• [Exercise description]: Copy every line that holds "Czerkaského".
═══
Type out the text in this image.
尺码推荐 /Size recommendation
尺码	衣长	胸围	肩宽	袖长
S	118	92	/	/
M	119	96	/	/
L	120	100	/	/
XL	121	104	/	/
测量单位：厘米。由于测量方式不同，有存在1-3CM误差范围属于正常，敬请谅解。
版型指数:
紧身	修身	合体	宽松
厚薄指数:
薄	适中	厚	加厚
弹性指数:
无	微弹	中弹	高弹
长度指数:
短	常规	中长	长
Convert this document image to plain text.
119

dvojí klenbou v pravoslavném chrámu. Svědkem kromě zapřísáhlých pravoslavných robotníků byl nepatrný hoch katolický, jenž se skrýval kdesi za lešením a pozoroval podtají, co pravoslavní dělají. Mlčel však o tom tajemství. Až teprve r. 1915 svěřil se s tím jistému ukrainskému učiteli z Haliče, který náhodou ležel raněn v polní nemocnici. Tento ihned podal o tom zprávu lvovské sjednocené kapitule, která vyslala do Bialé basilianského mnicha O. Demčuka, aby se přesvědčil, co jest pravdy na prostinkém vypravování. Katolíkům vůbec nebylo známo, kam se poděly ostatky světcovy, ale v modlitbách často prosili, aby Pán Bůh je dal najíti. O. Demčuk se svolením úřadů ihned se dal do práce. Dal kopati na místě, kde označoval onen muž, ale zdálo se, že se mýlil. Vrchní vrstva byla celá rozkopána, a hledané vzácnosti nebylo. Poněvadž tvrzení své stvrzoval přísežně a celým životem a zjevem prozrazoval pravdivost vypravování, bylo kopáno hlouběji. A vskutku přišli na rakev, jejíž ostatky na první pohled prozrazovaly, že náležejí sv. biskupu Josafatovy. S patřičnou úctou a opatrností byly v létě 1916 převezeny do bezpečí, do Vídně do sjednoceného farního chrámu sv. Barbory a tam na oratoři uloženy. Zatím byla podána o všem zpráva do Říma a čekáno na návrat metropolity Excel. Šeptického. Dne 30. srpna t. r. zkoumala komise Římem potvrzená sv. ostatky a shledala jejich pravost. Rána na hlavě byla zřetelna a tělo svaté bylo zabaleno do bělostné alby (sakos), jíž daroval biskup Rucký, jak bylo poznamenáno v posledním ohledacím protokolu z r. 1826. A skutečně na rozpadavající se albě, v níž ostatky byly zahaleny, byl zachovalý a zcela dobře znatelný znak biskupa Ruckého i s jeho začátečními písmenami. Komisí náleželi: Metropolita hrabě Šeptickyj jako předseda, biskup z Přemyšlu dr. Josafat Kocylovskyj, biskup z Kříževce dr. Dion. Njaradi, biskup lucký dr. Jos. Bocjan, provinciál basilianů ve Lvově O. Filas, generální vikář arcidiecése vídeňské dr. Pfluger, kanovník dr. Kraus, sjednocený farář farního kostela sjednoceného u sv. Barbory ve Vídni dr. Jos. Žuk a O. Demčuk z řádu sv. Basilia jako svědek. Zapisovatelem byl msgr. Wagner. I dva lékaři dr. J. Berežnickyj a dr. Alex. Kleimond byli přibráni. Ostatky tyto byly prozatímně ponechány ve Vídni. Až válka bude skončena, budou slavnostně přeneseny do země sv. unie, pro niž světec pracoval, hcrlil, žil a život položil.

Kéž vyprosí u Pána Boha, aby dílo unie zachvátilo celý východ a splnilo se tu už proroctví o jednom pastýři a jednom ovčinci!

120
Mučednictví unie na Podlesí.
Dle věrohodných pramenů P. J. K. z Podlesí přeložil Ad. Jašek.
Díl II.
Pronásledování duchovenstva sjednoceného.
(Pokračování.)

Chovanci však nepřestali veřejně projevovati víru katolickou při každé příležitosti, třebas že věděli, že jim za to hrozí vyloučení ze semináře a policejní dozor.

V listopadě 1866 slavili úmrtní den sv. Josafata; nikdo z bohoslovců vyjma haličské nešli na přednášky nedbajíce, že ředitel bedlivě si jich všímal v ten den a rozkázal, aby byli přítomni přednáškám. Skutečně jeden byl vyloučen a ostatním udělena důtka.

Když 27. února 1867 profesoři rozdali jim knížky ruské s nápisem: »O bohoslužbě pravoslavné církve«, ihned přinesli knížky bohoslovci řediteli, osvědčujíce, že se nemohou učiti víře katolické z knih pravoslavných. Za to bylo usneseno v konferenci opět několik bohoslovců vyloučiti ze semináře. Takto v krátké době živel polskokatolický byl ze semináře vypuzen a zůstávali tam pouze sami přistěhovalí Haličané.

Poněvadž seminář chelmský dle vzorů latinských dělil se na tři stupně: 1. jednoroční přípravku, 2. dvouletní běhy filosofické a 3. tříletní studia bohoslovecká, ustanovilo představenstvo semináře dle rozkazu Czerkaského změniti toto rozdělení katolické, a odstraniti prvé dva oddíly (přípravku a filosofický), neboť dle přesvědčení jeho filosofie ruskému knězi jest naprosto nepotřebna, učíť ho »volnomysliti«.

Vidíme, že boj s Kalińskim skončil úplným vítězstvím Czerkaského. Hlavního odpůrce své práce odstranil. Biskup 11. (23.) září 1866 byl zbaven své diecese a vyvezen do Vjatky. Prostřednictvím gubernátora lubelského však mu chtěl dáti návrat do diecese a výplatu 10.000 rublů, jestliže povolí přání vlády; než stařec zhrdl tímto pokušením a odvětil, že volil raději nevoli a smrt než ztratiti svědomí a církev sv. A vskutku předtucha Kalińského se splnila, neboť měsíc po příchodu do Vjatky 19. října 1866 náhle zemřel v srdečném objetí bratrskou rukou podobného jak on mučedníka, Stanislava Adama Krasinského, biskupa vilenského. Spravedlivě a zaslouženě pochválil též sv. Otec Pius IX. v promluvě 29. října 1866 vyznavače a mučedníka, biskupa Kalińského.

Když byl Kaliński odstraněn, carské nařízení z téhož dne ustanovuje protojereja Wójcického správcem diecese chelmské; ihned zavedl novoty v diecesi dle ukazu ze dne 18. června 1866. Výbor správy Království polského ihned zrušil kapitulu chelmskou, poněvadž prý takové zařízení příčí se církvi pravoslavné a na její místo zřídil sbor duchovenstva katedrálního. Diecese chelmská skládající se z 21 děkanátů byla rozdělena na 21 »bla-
═══
• [Response to the exercise]:
Poněvadž seminář chelmský dle vzorů latinských dělil se na tři stupně: 1. jednoroční přípravku, 2. dvouletní běhy filosofické a 3. tříletní studia bohoslovecká, ustanovilo představenstvo semináře dle rozkazu Czerkaského změniti toto rozdělení katolické, a odstraniti prvé dva oddíly (přípravku a filosofický), neboť dle přesvědčení jeho filosofie ruskému knězi jest naprosto nepotřebna, učíť ho »volnomysliti«.
Vidíme, že boj s Kalińskim skončil úplným vítězstvím Czerkaského. Hlavního odpůrce své práce odstranil. Biskup 11. (23.) září 1866 byl zbaven své diecese a vyvezen do Vjatky. Prostřednictvím gubernátora lubelského však mu chtěl dáti návrat do diecese a výplatu 10.000 rublů, jestliže povolí přání vlády; než stařec zhrdl tímto pokušením a odvětil, že volil raději nevoli a smrt než ztratiti svědomí a církev sv. A vskutku předtucha Kalińského se splnila, neboť měsíc po příchodu do Vjatky 19. října 1866 náhle zemřel v srdečném objetí bratrskou rukou podobného jak on mučedníka, Stanislava Adama Krasinského, biskupa vilenského. Spravedlivě a zaslouženě pochválil též sv. Otec Pius IX. v promluvě 29. října 1866 vyznavače a mučedníka, biskupa Kalińského.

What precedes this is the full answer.